_TAREA SOLICITADA_
Según el texto sobre Lenta luz de La Habana, ¿por qué la historia gana un plus de autenticidad? Explícalo, por favor, en una a tres oraciones.

No obstante, la novela es también un viaje interior en el que su protagonista pone en cuestión su forma de ver y entender la vida, sus ideas y sus ideales. Y de esa obsesión nace este collage al que el narrador ha titulado como Lenta luz de La Habana que, tal y como él nos apunta, sus personajes «simbolizan la fe en valores que nunca debería abandonar el ser humano». A lo que hay que añadir que Ramón Surroca lo hace desde el punto de vista del narrador omnisciente, intentado mantener siempre ese punto de equilibrio entre lo vivido y lo recordado, lo visto y lo sentido, lo deseado y lo negado, lo que le proporciona a la historia un plus de autenticidad, pues en ningún momento se nos trata de llevar manipular, sino que más bien todo lo contrario, porque el autor se limita a mostrarnos aquello que él vivió hace algo más de veintidós años, y de esa forma, que cada lector extraiga sus propias conclusiones. En este sentido, cabría apuntar que estamos ante una novela atmosférica, no sólo por esas tormentas tropicales y lluvias torrenciales que acompañan el devenir de los personajes en esos momentos del día donde parece que todo se desvanece, sino que esta sensación también se produce cuando el narrador aborda las abundantes y minuciosas descripciones del entorno que visita, y cuando describe las impresiones que le sugieren cada uno de los personajes, a las que en muchas ocasiones el autor remata con una frase certera, por lo profundo de su mensaje; y brillante, por los magníficos juegos de imágenes que consigue con sus metáforas.

_REGISTROS DEL CONJUNTO_
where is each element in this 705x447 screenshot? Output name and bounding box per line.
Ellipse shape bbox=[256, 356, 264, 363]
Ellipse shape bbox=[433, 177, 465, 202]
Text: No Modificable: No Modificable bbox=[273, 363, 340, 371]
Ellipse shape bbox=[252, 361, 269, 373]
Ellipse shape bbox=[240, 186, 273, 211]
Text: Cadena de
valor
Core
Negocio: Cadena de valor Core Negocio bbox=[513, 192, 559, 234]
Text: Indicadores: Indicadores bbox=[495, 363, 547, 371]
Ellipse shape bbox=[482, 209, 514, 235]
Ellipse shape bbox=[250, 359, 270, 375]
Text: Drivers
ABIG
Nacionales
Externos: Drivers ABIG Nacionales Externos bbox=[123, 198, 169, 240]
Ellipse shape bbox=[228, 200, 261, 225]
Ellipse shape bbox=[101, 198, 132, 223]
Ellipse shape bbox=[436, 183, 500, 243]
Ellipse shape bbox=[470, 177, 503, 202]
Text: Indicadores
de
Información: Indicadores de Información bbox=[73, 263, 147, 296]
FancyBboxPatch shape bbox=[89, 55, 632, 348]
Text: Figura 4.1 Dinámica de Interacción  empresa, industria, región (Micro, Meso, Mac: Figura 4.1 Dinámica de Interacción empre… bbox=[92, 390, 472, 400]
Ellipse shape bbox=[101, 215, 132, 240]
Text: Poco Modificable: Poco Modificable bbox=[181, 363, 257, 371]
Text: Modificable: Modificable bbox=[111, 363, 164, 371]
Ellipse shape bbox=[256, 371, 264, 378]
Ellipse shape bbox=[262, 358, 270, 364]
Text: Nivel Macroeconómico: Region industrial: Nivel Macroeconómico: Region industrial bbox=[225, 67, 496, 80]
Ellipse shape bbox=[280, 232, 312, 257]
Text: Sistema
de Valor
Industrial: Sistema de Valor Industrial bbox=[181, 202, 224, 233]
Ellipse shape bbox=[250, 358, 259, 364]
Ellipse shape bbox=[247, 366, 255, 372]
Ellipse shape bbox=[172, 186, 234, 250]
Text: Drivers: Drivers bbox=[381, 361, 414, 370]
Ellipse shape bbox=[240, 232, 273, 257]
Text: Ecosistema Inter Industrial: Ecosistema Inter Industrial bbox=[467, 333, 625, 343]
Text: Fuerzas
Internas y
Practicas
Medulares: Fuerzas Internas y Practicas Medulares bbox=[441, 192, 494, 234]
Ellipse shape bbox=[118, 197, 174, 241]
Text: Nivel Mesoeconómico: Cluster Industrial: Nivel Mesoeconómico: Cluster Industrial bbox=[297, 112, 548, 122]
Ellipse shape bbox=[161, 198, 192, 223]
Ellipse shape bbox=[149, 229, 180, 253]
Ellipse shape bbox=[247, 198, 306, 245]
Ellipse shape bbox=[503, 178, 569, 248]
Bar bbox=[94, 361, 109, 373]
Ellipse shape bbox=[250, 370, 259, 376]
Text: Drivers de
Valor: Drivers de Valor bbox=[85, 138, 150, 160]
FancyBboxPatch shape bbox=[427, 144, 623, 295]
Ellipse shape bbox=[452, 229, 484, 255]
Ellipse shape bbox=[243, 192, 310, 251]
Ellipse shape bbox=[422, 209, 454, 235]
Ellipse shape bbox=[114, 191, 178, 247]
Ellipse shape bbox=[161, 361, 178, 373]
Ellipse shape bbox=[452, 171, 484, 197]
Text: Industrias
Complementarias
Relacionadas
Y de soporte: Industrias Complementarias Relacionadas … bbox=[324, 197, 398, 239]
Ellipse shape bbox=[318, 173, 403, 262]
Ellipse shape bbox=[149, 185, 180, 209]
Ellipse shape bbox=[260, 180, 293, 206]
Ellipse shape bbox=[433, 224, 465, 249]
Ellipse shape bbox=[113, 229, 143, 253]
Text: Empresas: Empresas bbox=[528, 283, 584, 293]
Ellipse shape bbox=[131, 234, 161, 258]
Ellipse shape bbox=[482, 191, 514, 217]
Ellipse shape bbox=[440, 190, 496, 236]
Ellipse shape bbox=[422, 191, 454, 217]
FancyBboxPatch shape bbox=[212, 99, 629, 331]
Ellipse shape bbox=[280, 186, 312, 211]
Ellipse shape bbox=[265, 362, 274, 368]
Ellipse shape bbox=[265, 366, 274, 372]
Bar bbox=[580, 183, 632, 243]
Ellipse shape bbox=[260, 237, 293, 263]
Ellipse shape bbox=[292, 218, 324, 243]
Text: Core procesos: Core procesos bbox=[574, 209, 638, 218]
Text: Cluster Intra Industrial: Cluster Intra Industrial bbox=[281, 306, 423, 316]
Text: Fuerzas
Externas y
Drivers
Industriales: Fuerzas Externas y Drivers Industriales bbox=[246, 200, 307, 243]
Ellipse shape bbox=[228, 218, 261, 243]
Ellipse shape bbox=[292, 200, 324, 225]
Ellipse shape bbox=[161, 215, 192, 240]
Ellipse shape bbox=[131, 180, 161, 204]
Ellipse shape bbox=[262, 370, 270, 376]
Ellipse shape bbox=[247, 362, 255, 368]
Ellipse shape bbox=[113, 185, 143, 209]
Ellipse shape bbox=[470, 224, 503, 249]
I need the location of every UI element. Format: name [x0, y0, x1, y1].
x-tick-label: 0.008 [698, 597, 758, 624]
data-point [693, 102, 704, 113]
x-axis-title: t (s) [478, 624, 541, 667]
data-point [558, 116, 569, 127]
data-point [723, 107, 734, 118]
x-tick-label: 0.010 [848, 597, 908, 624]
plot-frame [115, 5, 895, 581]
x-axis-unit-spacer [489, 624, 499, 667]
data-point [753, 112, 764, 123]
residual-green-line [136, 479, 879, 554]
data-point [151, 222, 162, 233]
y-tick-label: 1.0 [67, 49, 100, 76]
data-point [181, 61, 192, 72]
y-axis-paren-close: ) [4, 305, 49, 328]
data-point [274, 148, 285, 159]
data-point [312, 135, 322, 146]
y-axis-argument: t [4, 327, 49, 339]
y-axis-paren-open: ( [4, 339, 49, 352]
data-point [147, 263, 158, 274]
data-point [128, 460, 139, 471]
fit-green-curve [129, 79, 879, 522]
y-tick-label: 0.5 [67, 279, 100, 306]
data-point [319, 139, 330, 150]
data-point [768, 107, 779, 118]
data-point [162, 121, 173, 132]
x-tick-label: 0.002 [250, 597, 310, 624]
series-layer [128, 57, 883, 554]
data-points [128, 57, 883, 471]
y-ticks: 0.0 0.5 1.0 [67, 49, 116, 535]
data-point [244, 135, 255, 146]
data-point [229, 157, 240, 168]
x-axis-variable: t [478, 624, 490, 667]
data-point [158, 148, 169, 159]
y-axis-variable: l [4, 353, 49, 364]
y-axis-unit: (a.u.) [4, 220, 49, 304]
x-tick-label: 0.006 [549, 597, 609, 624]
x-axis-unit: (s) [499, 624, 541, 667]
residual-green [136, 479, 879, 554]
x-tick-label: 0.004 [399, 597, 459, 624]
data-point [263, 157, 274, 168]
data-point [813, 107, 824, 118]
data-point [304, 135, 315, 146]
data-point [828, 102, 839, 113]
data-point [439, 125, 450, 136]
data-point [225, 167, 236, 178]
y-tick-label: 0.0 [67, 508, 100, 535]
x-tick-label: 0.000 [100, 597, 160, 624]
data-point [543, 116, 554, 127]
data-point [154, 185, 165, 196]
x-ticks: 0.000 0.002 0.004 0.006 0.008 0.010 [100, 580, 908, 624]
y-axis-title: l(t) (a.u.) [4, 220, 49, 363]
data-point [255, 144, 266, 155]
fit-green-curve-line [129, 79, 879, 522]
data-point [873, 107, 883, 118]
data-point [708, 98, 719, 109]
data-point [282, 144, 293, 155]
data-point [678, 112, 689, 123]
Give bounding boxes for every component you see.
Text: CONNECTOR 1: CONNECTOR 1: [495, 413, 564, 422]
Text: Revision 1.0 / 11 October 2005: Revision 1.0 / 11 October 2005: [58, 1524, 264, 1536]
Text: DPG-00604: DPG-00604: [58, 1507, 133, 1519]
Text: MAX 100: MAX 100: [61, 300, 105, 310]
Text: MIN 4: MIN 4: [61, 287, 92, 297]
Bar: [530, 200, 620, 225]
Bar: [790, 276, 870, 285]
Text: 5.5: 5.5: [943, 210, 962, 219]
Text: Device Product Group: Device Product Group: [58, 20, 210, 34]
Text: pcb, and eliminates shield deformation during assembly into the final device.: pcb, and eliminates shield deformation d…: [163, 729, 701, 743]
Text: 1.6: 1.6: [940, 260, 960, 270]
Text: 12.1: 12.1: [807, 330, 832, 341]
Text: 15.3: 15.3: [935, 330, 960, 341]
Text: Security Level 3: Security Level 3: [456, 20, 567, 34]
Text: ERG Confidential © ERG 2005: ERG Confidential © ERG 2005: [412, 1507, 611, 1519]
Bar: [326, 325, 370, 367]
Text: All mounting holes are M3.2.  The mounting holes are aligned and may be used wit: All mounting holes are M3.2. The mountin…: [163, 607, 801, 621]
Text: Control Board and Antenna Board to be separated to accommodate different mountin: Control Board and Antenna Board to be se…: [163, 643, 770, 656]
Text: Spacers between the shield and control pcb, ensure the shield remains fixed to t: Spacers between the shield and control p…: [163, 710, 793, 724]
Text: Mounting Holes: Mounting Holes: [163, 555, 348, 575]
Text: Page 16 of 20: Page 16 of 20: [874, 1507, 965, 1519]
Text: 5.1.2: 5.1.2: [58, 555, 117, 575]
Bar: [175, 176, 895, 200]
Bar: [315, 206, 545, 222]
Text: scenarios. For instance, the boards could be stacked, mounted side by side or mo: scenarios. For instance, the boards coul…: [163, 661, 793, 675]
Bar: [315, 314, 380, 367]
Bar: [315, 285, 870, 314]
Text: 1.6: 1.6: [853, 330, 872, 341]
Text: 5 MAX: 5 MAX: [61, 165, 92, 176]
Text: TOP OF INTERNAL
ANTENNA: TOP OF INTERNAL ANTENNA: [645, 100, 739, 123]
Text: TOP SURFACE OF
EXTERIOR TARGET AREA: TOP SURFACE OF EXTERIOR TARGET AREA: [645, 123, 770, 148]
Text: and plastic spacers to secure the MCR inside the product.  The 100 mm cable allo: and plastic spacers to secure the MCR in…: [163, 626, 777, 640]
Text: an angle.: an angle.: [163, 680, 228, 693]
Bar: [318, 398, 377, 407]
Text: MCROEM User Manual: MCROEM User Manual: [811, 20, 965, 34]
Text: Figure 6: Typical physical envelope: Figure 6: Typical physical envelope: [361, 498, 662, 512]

_RESULTADO OBTENIDO_
Porque Ramón Surroca narra desde el punto de vista del narrador omnisciente y mantiene siempre el equilibrio entre lo vivido y lo recordado, lo visto y lo sentido, lo deseado y lo negado. En ningún momento intenta manipular al lector. Se limita a mostrar lo que vivió hace algo más de veintidós años para que cada lector extraiga sus propias conclusiones.